··· Dataset extract ···

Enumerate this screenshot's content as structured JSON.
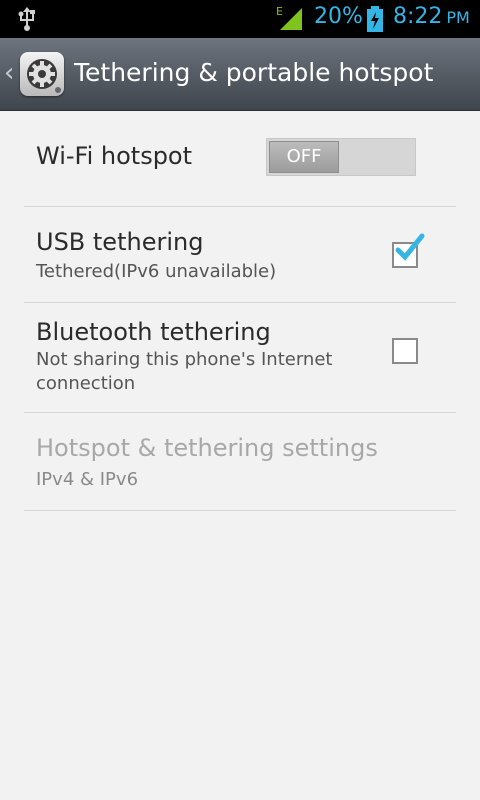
{
  "status_bar": {
    "battery_percent": "20%",
    "time": "8:22",
    "ampm": "PM",
    "network_type": "E",
    "accent_color": "#34b5e5"
  },
  "action_bar": {
    "title": "Tethering & portable hotspot",
    "icon": "settings-gear-icon"
  },
  "list": {
    "wifi_hotspot": {
      "title": "Wi-Fi hotspot",
      "toggle_label": "OFF",
      "enabled": false
    },
    "usb_tethering": {
      "title": "USB tethering",
      "subtitle": "Tethered(IPv6 unavailable)",
      "checked": true
    },
    "bluetooth_tethering": {
      "title": "Bluetooth tethering",
      "subtitle": "Not sharing this phone's Internet connection",
      "checked": false
    },
    "hotspot_settings": {
      "title": "Hotspot & tethering settings",
      "subtitle": "IPv4 & IPv6",
      "disabled": true
    }
  }
}
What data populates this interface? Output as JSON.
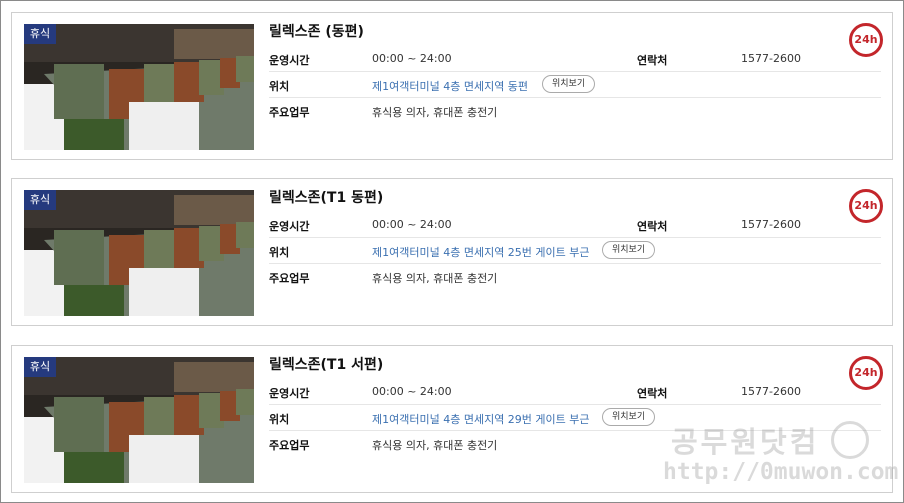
{
  "cards": [
    {
      "badge": "휴식",
      "title": "릴렉스존 (동편)",
      "hours_label": "운영시간",
      "hours_value": "00:00 ~ 24:00",
      "contact_label": "연락처",
      "contact_value": "1577-2600",
      "location_label": "위치",
      "location_value": "제1여객터미널 4층 면세지역 동편",
      "map_button": "위치보기",
      "duty_label": "주요업무",
      "duty_value": "휴식용 의자, 휴대폰 충전기",
      "open_badge": "24h"
    },
    {
      "badge": "휴식",
      "title": "릴렉스존(T1 동편)",
      "hours_label": "운영시간",
      "hours_value": "00:00 ~ 24:00",
      "contact_label": "연락처",
      "contact_value": "1577-2600",
      "location_label": "위치",
      "location_value": "제1여객터미널 4층 면세지역 25번 게이트 부근",
      "map_button": "위치보기",
      "duty_label": "주요업무",
      "duty_value": "휴식용 의자, 휴대폰 충전기",
      "open_badge": "24h"
    },
    {
      "badge": "휴식",
      "title": "릴렉스존(T1 서편)",
      "hours_label": "운영시간",
      "hours_value": "00:00 ~ 24:00",
      "contact_label": "연락처",
      "contact_value": "1577-2600",
      "location_label": "위치",
      "location_value": "제1여객터미널 4층 면세지역 29번 게이트 부근",
      "map_button": "위치보기",
      "duty_label": "주요업무",
      "duty_value": "휴식용 의자, 휴대폰 충전기",
      "open_badge": "24h"
    }
  ],
  "watermark": {
    "name": "공무원닷컴",
    "url": "http://0muwon.com"
  },
  "colors": {
    "badge": "#253a7e",
    "link": "#3a6fb0",
    "open_ring": "#c3262b"
  }
}
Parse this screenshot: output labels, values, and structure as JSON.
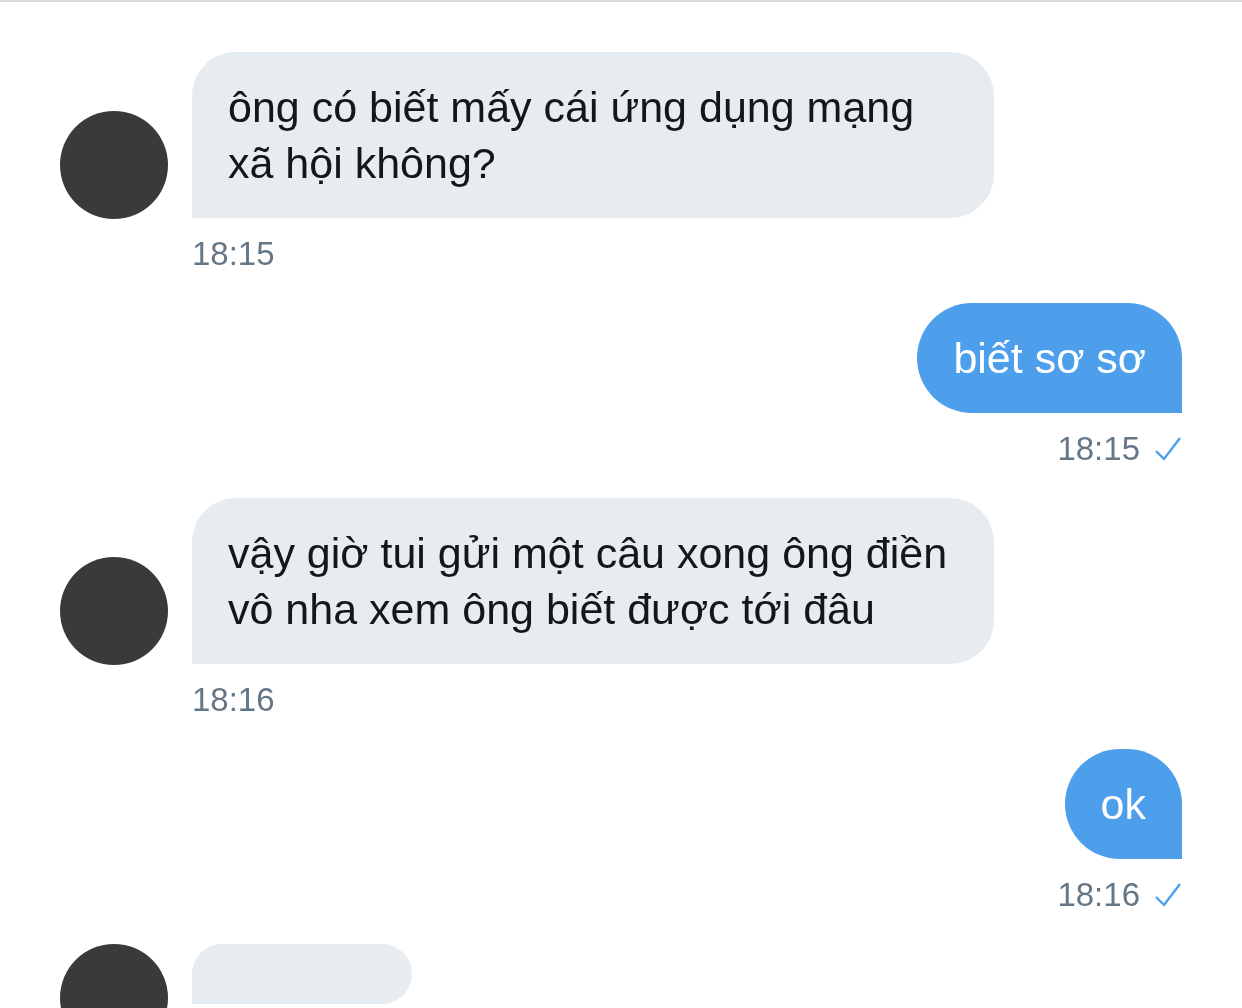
{
  "messages": [
    {
      "kind": "incoming",
      "text": "ông có biết mấy cái ứng dụng mạng xã hội không?",
      "time": "18:15"
    },
    {
      "kind": "outgoing",
      "text": "biết sơ sơ",
      "time": "18:15",
      "read": true
    },
    {
      "kind": "incoming",
      "text": "vậy giờ tui gửi một câu xong ông điền vô nha xem ông biết được tới đâu",
      "time": "18:16"
    },
    {
      "kind": "outgoing",
      "text": "ok",
      "time": "18:16",
      "read": true
    },
    {
      "kind": "incoming-partial"
    }
  ]
}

···

**Prompt:** Copy out all lines from the material above that contain the string "this".

**Solution to the problem:**
Enumerate this screenshot's content as structured JSON.
      "subtitle": "Not sharing this phone's Internet connection",
What data populates this interface? Output as JSON.
Parse this screenshot: output labels, values, and structure as JSON.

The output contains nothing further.